**Given request**
Every line below should be repeated exactly.

**Saved entries**
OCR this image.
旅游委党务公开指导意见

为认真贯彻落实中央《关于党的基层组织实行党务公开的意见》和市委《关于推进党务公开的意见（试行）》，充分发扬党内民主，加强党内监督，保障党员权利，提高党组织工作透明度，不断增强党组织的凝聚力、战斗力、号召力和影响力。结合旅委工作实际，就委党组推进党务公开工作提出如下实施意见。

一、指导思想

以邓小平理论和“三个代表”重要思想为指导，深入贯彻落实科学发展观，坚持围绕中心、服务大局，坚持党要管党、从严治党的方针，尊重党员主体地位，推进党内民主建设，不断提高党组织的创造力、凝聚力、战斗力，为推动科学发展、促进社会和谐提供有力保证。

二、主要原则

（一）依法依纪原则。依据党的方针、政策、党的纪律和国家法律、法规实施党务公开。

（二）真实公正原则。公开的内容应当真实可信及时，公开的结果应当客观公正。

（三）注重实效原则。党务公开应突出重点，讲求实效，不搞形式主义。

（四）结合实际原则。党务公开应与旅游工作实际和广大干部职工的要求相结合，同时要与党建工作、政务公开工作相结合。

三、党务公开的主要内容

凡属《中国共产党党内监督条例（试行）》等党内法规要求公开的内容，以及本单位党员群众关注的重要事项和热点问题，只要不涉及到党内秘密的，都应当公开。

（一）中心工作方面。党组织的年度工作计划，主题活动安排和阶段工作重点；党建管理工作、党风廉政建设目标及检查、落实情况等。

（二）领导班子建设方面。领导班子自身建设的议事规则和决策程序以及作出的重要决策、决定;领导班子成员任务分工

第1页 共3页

**Solution**
OCR this image.
旅游委党务公开指导意见

为认真贯彻落实中央《关于党的基层组织实行党务公开的意见》和市委《关于推进党务公开的意见（试行）》，充分发扬党内民主，加强党内监督，保障党员权利，提高党组织工作透明度，不断增强党组织的凝聚力、战斗力、号召力和影响力。结合旅委工作实际，就委党组推进党务公开工作提出如下实施意见。

一、指导思想

以邓小平理论和“三个代表”重要思想为指导，深入贯彻落实科学发展观，坚持围绕中心、服务大局，坚持党要管党、从严治党的方针，尊重党员主体地位，推进党内民主建设，不断提高党组织的创造力、凝聚力、战斗力，为推动科学发展、促进社会和谐提供有力保证。

二、主要原则

（一）依法依纪原则。依据党的方针、政策、党的纪律和国家法律、法规实施党务公开。

（二）真实公正原则。公开的内容应当真实可信及时，公开的结果应当客观公正。

（三）注重实效原则。党务公开应突出重点，讲求实效，不搞形式主义。

（四）结合实际原则。党务公开应与旅游工作实际和广大干部职工的要求相结合，同时要与党建工作、政务公开工作相结合。

三、党务公开的主要内容

凡属《中国共产党党内监督条例（试行）》等党内法规要求公开的内容，以及本单位党员群众关注的重要事项和热点问题，只要不涉及到党内秘密的，都应当公开。

（一）中心工作方面。党组织的年度工作计划，主题活动安排和阶段工作重点；党建管理工作、党风廉政建设目标及检查、落实情况等。

（二）领导班子建设方面。领导班子自身建设的议事规则和决策程序以及作出的重要决策、决定;领导班子成员任务分工

第1页 共3页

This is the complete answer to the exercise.